--- Start of AVAILABLE DATA ---

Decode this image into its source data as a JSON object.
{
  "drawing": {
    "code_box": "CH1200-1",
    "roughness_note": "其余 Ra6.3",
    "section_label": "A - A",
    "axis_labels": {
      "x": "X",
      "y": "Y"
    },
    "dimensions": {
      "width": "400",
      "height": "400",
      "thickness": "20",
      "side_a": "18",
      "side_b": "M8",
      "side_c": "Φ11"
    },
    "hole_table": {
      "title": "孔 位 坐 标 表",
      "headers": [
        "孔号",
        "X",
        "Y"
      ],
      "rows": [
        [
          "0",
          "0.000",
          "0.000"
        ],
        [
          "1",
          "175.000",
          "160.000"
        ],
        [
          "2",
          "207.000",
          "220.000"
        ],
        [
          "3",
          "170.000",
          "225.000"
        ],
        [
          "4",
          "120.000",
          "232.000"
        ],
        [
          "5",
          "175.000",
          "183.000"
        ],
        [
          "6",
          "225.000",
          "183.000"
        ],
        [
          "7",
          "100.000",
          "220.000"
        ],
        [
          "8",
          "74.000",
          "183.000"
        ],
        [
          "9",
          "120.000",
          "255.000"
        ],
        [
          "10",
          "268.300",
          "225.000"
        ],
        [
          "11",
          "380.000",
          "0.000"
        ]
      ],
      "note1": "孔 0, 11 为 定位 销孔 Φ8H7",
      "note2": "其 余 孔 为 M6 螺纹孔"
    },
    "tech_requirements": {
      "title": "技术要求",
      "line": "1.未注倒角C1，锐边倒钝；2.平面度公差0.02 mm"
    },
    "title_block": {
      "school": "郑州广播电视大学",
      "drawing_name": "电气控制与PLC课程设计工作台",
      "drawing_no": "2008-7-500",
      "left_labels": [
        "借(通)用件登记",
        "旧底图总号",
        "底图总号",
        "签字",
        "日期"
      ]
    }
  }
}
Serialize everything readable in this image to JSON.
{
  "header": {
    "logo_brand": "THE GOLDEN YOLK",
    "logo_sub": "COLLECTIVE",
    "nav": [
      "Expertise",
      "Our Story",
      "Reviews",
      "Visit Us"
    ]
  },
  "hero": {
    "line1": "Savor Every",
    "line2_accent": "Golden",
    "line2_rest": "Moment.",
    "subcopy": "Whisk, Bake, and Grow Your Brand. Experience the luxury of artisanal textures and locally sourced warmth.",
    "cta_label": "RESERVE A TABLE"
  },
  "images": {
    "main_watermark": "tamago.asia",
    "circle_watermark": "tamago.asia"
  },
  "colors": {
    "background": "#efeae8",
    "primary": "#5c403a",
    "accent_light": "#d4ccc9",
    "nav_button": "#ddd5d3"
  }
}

--- End of AVAILABLE DATA ---

Starting with the line that contains "Serialize everything readable", return each line through the last one of the data above, exactly as written and nothing more.

ANSWER FOR THE TASK:
Serialize everything readable in this image to JSON.
{
  "header": {
    "logo_brand": "THE GOLDEN YOLK",
    "logo_sub": "COLLECTIVE",
    "nav": [
      "Expertise",
      "Our Story",
      "Reviews",
      "Visit Us"
    ]
  },
  "hero": {
    "line1": "Savor Every",
    "line2_accent": "Golden",
    "line2_rest": "Moment.",
    "subcopy": "Whisk, Bake, and Grow Your Brand. Experience the luxury of artisanal textures and locally sourced warmth.",
    "cta_label": "RESERVE A TABLE"
  },
  "images": {
    "main_watermark": "tamago.asia",
    "circle_watermark": "tamago.asia"
  },
  "colors": {
    "background": "#efeae8",
    "primary": "#5c403a",
    "accent_light": "#d4ccc9",
    "nav_button": "#ddd5d3"
  }
}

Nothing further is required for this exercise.